### [JOB]
Pictures do not belong in the copy, so please give every entry below again exactly.

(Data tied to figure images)
· · · · · · ·
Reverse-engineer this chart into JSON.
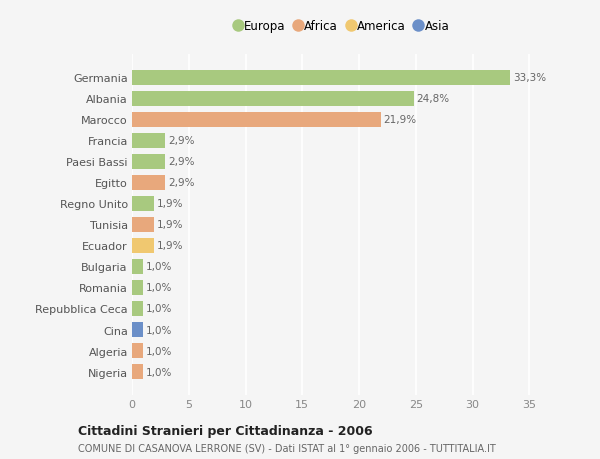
{
  "countries": [
    "Germania",
    "Albania",
    "Marocco",
    "Francia",
    "Paesi Bassi",
    "Egitto",
    "Regno Unito",
    "Tunisia",
    "Ecuador",
    "Bulgaria",
    "Romania",
    "Repubblica Ceca",
    "Cina",
    "Algeria",
    "Nigeria"
  ],
  "values": [
    33.3,
    24.8,
    21.9,
    2.9,
    2.9,
    2.9,
    1.9,
    1.9,
    1.9,
    1.0,
    1.0,
    1.0,
    1.0,
    1.0,
    1.0
  ],
  "labels": [
    "33,3%",
    "24,8%",
    "21,9%",
    "2,9%",
    "2,9%",
    "2,9%",
    "1,9%",
    "1,9%",
    "1,9%",
    "1,0%",
    "1,0%",
    "1,0%",
    "1,0%",
    "1,0%",
    "1,0%"
  ],
  "continents": [
    "Europa",
    "Europa",
    "Africa",
    "Europa",
    "Europa",
    "Africa",
    "Europa",
    "Africa",
    "America",
    "Europa",
    "Europa",
    "Europa",
    "Asia",
    "Africa",
    "Africa"
  ],
  "continent_colors": {
    "Europa": "#a8c97f",
    "Africa": "#e8a87c",
    "America": "#f0c870",
    "Asia": "#6b8fc8"
  },
  "legend_order": [
    "Europa",
    "Africa",
    "America",
    "Asia"
  ],
  "title": "Cittadini Stranieri per Cittadinanza - 2006",
  "subtitle": "COMUNE DI CASANOVA LERRONE (SV) - Dati ISTAT al 1° gennaio 2006 - TUTTITALIA.IT",
  "xlim": [
    0,
    37
  ],
  "xticks": [
    0,
    5,
    10,
    15,
    20,
    25,
    30,
    35
  ],
  "background_color": "#f5f5f5",
  "grid_color": "#ffffff",
  "bar_height": 0.72
}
· · · · · · ·
### [EXERCISE RESULT]
Reverse-engineer this chart into JSON.
{
  "countries": [
    "Germania",
    "Albania",
    "Marocco",
    "Francia",
    "Paesi Bassi",
    "Egitto",
    "Regno Unito",
    "Tunisia",
    "Ecuador",
    "Bulgaria",
    "Romania",
    "Repubblica Ceca",
    "Cina",
    "Algeria",
    "Nigeria"
  ],
  "values": [
    33.3,
    24.8,
    21.9,
    2.9,
    2.9,
    2.9,
    1.9,
    1.9,
    1.9,
    1.0,
    1.0,
    1.0,
    1.0,
    1.0,
    1.0
  ],
  "labels": [
    "33,3%",
    "24,8%",
    "21,9%",
    "2,9%",
    "2,9%",
    "2,9%",
    "1,9%",
    "1,9%",
    "1,9%",
    "1,0%",
    "1,0%",
    "1,0%",
    "1,0%",
    "1,0%",
    "1,0%"
  ],
  "continents": [
    "Europa",
    "Europa",
    "Africa",
    "Europa",
    "Europa",
    "Africa",
    "Europa",
    "Africa",
    "America",
    "Europa",
    "Europa",
    "Europa",
    "Asia",
    "Africa",
    "Africa"
  ],
  "continent_colors": {
    "Europa": "#a8c97f",
    "Africa": "#e8a87c",
    "America": "#f0c870",
    "Asia": "#6b8fc8"
  },
  "legend_order": [
    "Europa",
    "Africa",
    "America",
    "Asia"
  ],
  "title": "Cittadini Stranieri per Cittadinanza - 2006",
  "subtitle": "COMUNE DI CASANOVA LERRONE (SV) - Dati ISTAT al 1° gennaio 2006 - TUTTITALIA.IT",
  "xlim": [
    0,
    37
  ],
  "xticks": [
    0,
    5,
    10,
    15,
    20,
    25,
    30,
    35
  ],
  "background_color": "#f5f5f5",
  "grid_color": "#ffffff",
  "bar_height": 0.72
}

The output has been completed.